Consignes:
1. D'après le texte source, les affirmations (a), (b) et (c) sont-elles vraies ? Répondez à chacune par oui ou non, en citant mot pour mot le passage qui tranche. (a) Le corps de la victime est retrouvé dans un lac pendant une dégustation de vin. (b) Conrad Crettenand travaillait comme agent d'assurance chez OXO. (c) À la fin de ses études, Charlotte a choisi de rester à Copenhague.
2. Recopiez sans rien changer les lignes de la liste, du tout début de la liste jusqu'à la ligne qui contient "jan-aug-bar <box>172 503 204 709</box>", celle-ci comprise.

Texte source:
▼

Mémoires assassines – Stéphanie Glassey

Quatrième de couverture
Dans la tranquille petite ville de Sion, au pied des montagnes valaisannes, un homme est retrouvé mort. Son cadavre flotte dans un lac autour duquel se déroule une dégustation de vin. À la question de savoir qui a commis le crime, en succède bientôt une autre : Comment a-t-il survécu si longtemps ?
En effet, plus on s’en approche, plus il apparait que la victime était aussi détestable que détestée. Les suspects abondent. Charlotte et Léon (les héros de Confidences assassines) s’emparent de l’enquête, mais très vite, ils sont dépassés par le nombre de potentiels coupables. Si une seule personne a commis ce meurtre, tous l’ont appelé de leurs vœux. Comment un homme pouvait-il s’attirer tant de haines ? D’où vient le mal ?
Mon avis
Par un beau jour de printemps, lors de la manifestation Jardins des Vins à Sion, Conrad Crettenand est découvert assassiné, la tête dans le lac du Domaine des Îles. Très vite, on comprend que la victime, agent d’assurance chez OXO, n’était pas tellement apprécié des gens de Nendaz, sa commune d’origine, et encore moins de ses collègues à cause de comportements déplacés et d’une affaire d’injustice.
Il n’en faut pas plus pour titiller l’envie de Charlotte d’en savoir plus. De retour du Danemark où ses parents sont partis vivre à ses 15 ans, elle vient de terminer des études de journalisme. Tiraillée entre Copenhague et ses racines valaisannes, elle a finalement opté pour la Suisse après avoir été engagée au sein de la rédaction de L’Illustré.

▲

Données fournies:
▼

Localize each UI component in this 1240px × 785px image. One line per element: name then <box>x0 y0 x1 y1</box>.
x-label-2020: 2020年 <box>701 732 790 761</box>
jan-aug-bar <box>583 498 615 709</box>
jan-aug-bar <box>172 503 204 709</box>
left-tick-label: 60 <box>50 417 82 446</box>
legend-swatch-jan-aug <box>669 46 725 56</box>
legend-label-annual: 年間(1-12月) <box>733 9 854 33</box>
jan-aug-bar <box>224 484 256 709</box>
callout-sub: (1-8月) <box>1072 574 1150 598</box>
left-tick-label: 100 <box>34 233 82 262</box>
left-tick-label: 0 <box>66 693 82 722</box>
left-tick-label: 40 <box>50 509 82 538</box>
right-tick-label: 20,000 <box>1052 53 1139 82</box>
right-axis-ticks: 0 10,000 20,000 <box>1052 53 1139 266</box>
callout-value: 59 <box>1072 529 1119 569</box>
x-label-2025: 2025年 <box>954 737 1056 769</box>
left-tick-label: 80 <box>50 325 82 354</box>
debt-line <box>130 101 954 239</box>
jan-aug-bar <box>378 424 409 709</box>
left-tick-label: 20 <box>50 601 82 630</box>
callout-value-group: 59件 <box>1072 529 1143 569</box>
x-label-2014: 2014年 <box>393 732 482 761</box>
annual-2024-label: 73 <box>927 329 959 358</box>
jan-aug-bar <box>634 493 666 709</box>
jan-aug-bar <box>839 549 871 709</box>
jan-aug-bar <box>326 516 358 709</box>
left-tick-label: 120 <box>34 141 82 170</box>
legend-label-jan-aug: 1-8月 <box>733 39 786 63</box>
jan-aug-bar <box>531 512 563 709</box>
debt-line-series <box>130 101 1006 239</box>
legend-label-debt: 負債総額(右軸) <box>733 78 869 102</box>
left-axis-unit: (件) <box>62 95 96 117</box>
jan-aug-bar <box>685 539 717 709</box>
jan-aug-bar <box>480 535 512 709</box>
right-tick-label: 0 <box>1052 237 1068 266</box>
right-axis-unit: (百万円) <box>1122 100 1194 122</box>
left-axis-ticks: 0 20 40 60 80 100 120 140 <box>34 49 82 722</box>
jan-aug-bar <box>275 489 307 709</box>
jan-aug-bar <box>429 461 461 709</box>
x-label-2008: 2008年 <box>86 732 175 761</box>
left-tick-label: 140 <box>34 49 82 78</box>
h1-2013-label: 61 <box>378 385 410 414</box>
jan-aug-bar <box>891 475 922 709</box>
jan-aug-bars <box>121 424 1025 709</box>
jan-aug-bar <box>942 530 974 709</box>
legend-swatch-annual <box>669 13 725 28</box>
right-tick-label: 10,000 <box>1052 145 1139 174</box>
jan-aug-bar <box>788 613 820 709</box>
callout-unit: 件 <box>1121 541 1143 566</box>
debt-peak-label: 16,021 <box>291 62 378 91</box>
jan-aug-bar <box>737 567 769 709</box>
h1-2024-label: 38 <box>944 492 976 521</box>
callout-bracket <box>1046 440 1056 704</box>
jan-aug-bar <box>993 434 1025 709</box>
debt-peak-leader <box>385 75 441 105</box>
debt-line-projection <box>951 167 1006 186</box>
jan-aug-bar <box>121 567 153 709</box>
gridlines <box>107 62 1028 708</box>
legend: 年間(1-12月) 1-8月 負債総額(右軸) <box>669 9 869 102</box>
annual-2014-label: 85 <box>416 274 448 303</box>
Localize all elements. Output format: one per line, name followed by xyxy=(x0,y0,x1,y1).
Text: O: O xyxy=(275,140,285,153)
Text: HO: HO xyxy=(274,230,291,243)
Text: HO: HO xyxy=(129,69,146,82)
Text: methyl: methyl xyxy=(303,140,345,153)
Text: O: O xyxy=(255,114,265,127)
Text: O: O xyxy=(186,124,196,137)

▲

Réponses:
1.
(a) Oui : « Son cadavre flotte dans un lac autour duquel se déroule une dégustation de vin. »
(b) Oui : « la victime, agent d’assurance chez OXO »
(c) Non : « elle a finalement opté pour la Suisse après avoir été engagée au sein de la rédaction de L’Illustré. »

2.
Localize each UI component in this 1240px × 785px image. One line per element: name then <box>x0 y0 x1 y1</box>.
x-label-2020: 2020年 <box>701 732 790 761</box>
jan-aug-bar <box>583 498 615 709</box>
jan-aug-bar <box>172 503 204 709</box>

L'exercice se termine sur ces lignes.